### What you need to do
Go to the line that contains "Read this page and output its text content.", then write out that line and all that follow to the end of the listing, exactly and without pictures.

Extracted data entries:
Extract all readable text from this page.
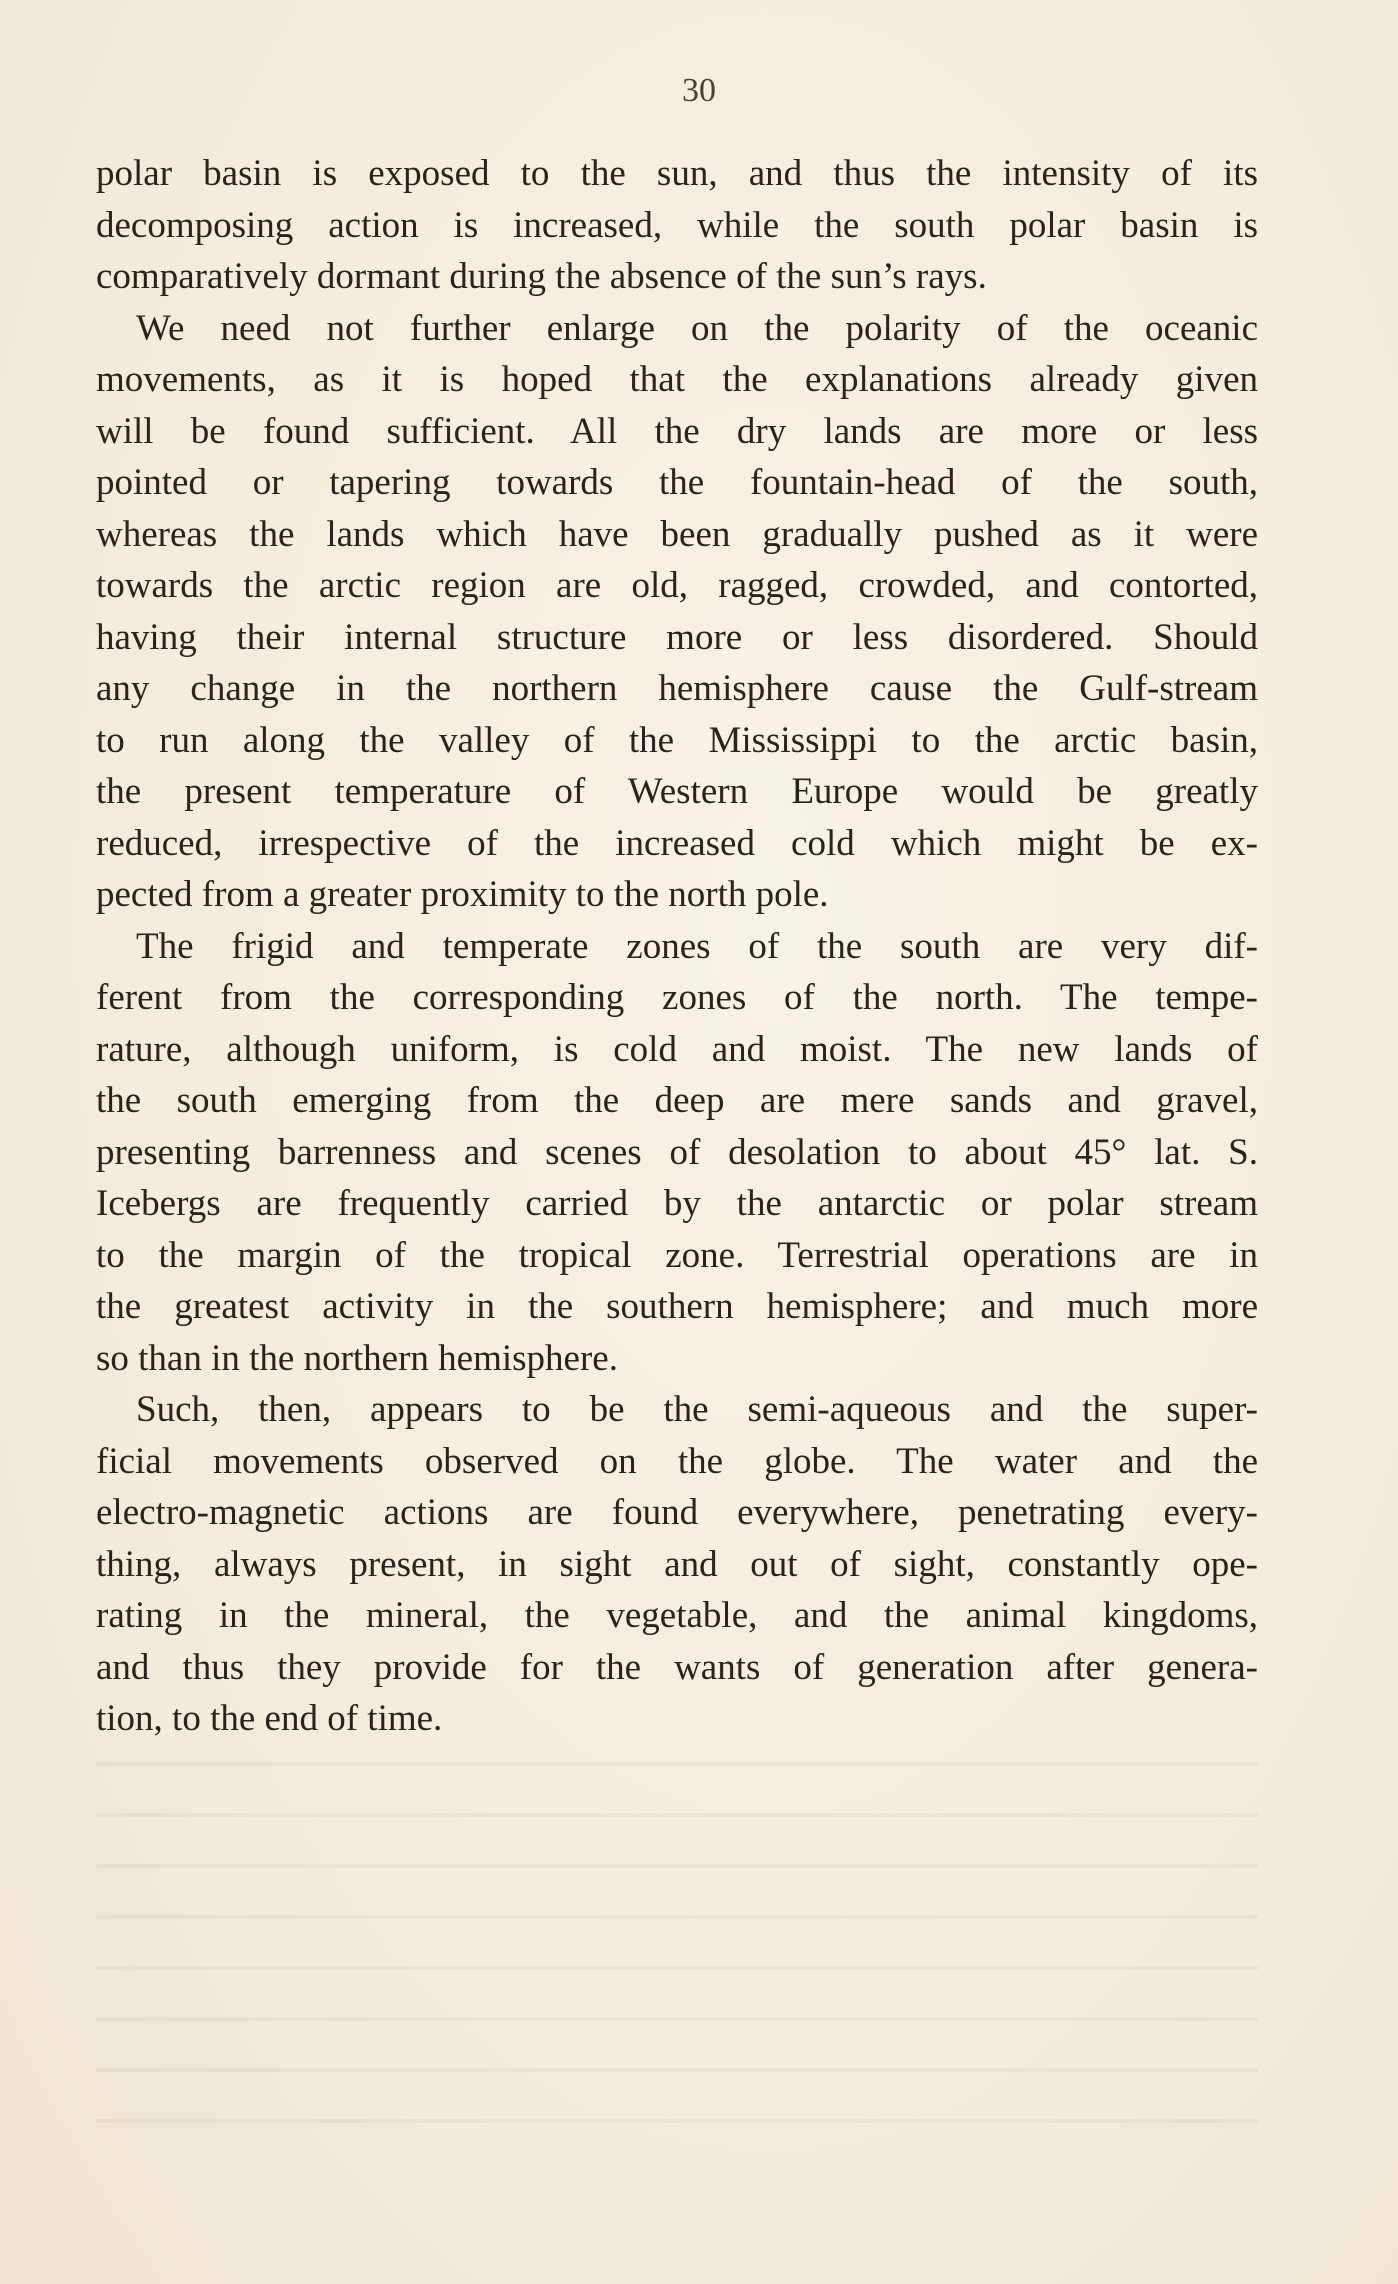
30
polar basin is exposed to the sun, and thus the intensity of its
decomposing action is increased, while the south polar basin is
comparatively dormant during the absence of the sun’s rays.
We need not further enlarge on the polarity of the oceanic
movements, as it is hoped that the explanations already given
will be found sufficient. All the dry lands are more or less
pointed or tapering towards the fountain-head of the south,
whereas the lands which have been gradually pushed as it were
towards the arctic region are old, ragged, crowded, and contorted,
having their internal structure more or less disordered. Should
any change in the northern hemisphere cause the Gulf-stream
to run along the valley of the Mississippi to the arctic basin,
the present temperature of Western Europe would be greatly
reduced, irrespective of the increased cold which might be ex-
pected from a greater proximity to the north pole.
The frigid and temperate zones of the south are very dif-
ferent from the corresponding zones of the north. The tempe-
rature, although uniform, is cold and moist. The new lands of
the south emerging from the deep are mere sands and gravel,
presenting barrenness and scenes of desolation to about 45° lat. S.
Icebergs are frequently carried by the antarctic or polar stream
to the margin of the tropical zone. Terrestrial operations are in
the greatest activity in the southern hemisphere; and much more
so than in the northern hemisphere.
Such, then, appears to be the semi-aqueous and the super-
ficial movements observed on the globe. The water and the
electro-magnetic actions are found everywhere, penetrating every-
thing, always present, in sight and out of sight, constantly ope-
rating in the mineral, the vegetable, and the animal kingdoms,
and thus they provide for the wants of generation after genera-
tion, to the end of time.
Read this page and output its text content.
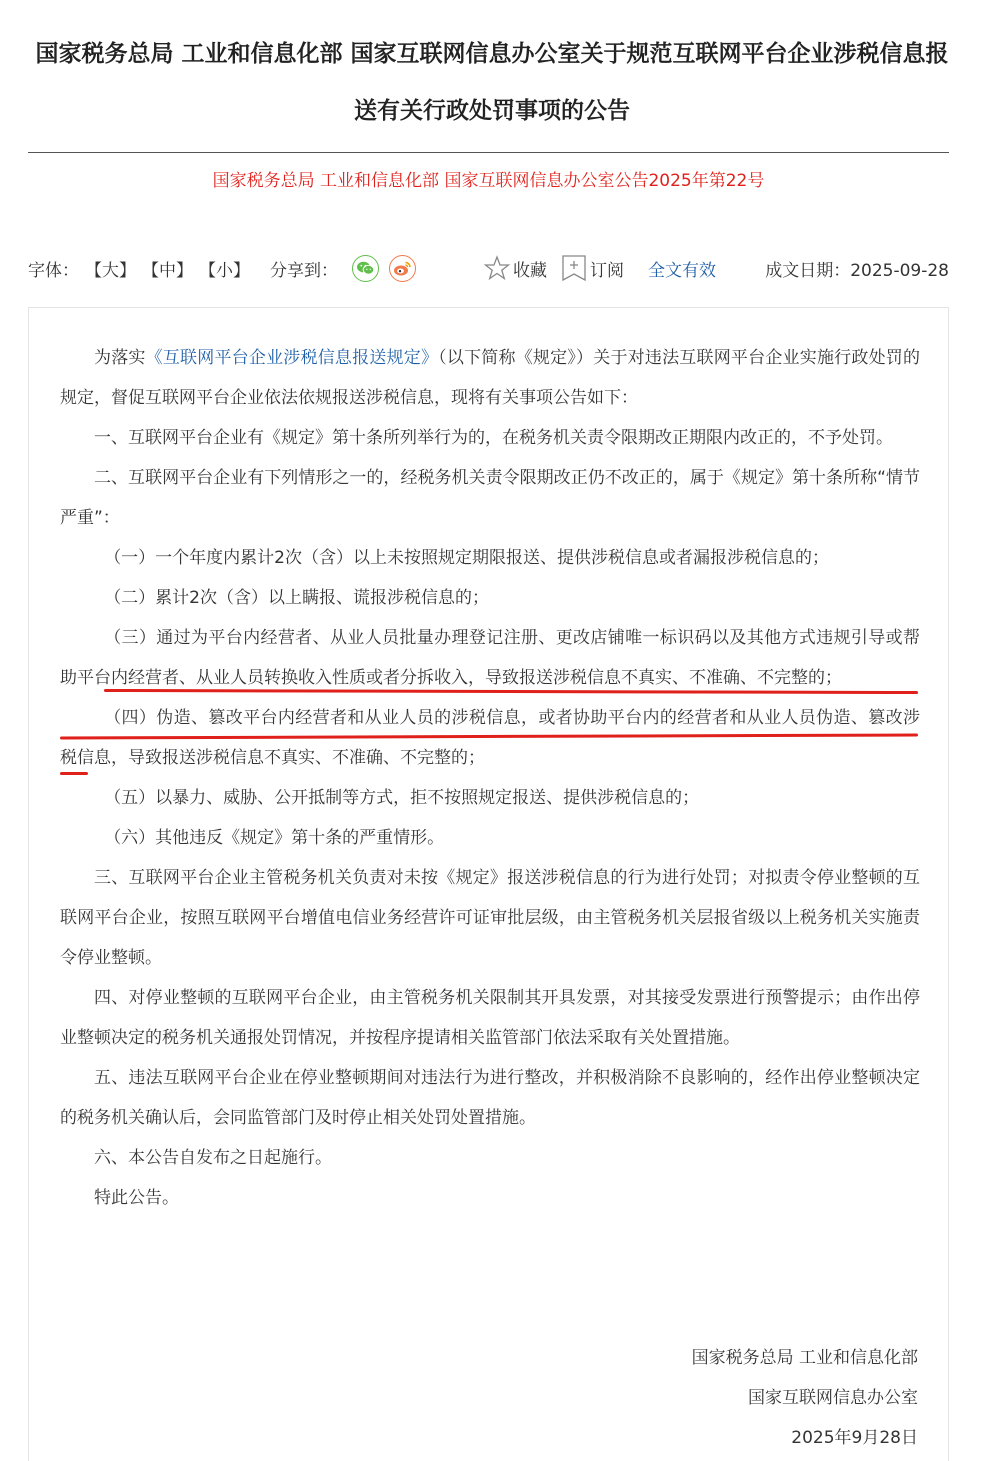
国家税务总局 工业和信息化部 国家互联网信息办公室关于规范互联网平台企业涉税信息报送有关行政处罚事项的公告
国家税务总局 工业和信息化部 国家互联网信息办公室公告2025年第22号
字体： 【大】 【中】 【小】 分享到：	收藏	订阅 全文有效	成文日期：2025-09-28

为落实《互联网平台企业涉税信息报送规定》（以下简称《规定》）关于对违法互联网平台企业实施行政处罚的规定，督促互联网平台企业依法依规报送涉税信息，现将有关事项公告如下：

一、互联网平台企业有《规定》第十条所列举行为的，在税务机关责令限期改正期限内改正的，不予处罚。

二、互联网平台企业有下列情形之一的，经税务机关责令限期改正仍不改正的，属于《规定》第十条所称“情节严重”：

（一）一个年度内累计2次（含）以上未按照规定期限报送、提供涉税信息或者漏报涉税信息的；

（二）累计2次（含）以上瞒报、谎报涉税信息的；

（三）通过为平台内经营者、从业人员批量办理登记注册、更改店铺唯一标识码以及其他方式违规引导或帮助平台内经营者、从业人员转换收入性质或者分拆收入，导致报送涉税信息不真实、不准确、不完整的；

（四）伪造、篡改平台内经营者和从业人员的涉税信息，或者协助平台内的经营者和从业人员伪造、篡改涉税信息，导致报送涉税信息不真实、不准确、不完整的；

（五）以暴力、威胁、公开抵制等方式，拒不按照规定报送、提供涉税信息的；

（六）其他违反《规定》第十条的严重情形。

三、互联网平台企业主管税务机关负责对未按《规定》报送涉税信息的行为进行处罚；对拟责令停业整顿的互联网平台企业，按照互联网平台增值电信业务经营许可证审批层级，由主管税务机关层报省级以上税务机关实施责令停业整顿。

四、对停业整顿的互联网平台企业，由主管税务机关限制其开具发票，对其接受发票进行预警提示；由作出停业整顿决定的税务机关通报处罚情况，并按程序提请相关监管部门依法采取有关处置措施。

五、违法互联网平台企业在停业整顿期间对违法行为进行整改，并积极消除不良影响的，经作出停业整顿决定的税务机关确认后，会同监管部门及时停止相关处罚处置措施。

六、本公告自发布之日起施行。

特此公告。

国家税务总局 工业和信息化部
国家互联网信息办公室
2025年9月28日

### Exercise solution
Read this page and output its text content.
国家税务总局 工业和信息化部 国家互联网信息办公室关于规范互联网平台企业涉税信息报送有关行政处罚事项的公告
国家税务总局 工业和信息化部 国家互联网信息办公室公告2025年第22号
字体： 【大】 【中】 【小】 分享到：	收藏	订阅 全文有效	成文日期：2025-09-28

为落实《互联网平台企业涉税信息报送规定》（以下简称《规定》）关于对违法互联网平台企业实施行政处罚的规定，督促互联网平台企业依法依规报送涉税信息，现将有关事项公告如下：

一、互联网平台企业有《规定》第十条所列举行为的，在税务机关责令限期改正期限内改正的，不予处罚。

二、互联网平台企业有下列情形之一的，经税务机关责令限期改正仍不改正的，属于《规定》第十条所称“情节严重”：

（一）一个年度内累计2次（含）以上未按照规定期限报送、提供涉税信息或者漏报涉税信息的；

（二）累计2次（含）以上瞒报、谎报涉税信息的；

（三）通过为平台内经营者、从业人员批量办理登记注册、更改店铺唯一标识码以及其他方式违规引导或帮助平台内经营者、从业人员转换收入性质或者分拆收入，导致报送涉税信息不真实、不准确、不完整的；

（四）伪造、篡改平台内经营者和从业人员的涉税信息，或者协助平台内的经营者和从业人员伪造、篡改涉税信息，导致报送涉税信息不真实、不准确、不完整的；

（五）以暴力、威胁、公开抵制等方式，拒不按照规定报送、提供涉税信息的；

（六）其他违反《规定》第十条的严重情形。

三、互联网平台企业主管税务机关负责对未按《规定》报送涉税信息的行为进行处罚；对拟责令停业整顿的互联网平台企业，按照互联网平台增值电信业务经营许可证审批层级，由主管税务机关层报省级以上税务机关实施责令停业整顿。

四、对停业整顿的互联网平台企业，由主管税务机关限制其开具发票，对其接受发票进行预警提示；由作出停业整顿决定的税务机关通报处罚情况，并按程序提请相关监管部门依法采取有关处置措施。

五、违法互联网平台企业在停业整顿期间对违法行为进行整改，并积极消除不良影响的，经作出停业整顿决定的税务机关确认后，会同监管部门及时停止相关处罚处置措施。

六、本公告自发布之日起施行。

特此公告。

国家税务总局 工业和信息化部
国家互联网信息办公室
2025年9月28日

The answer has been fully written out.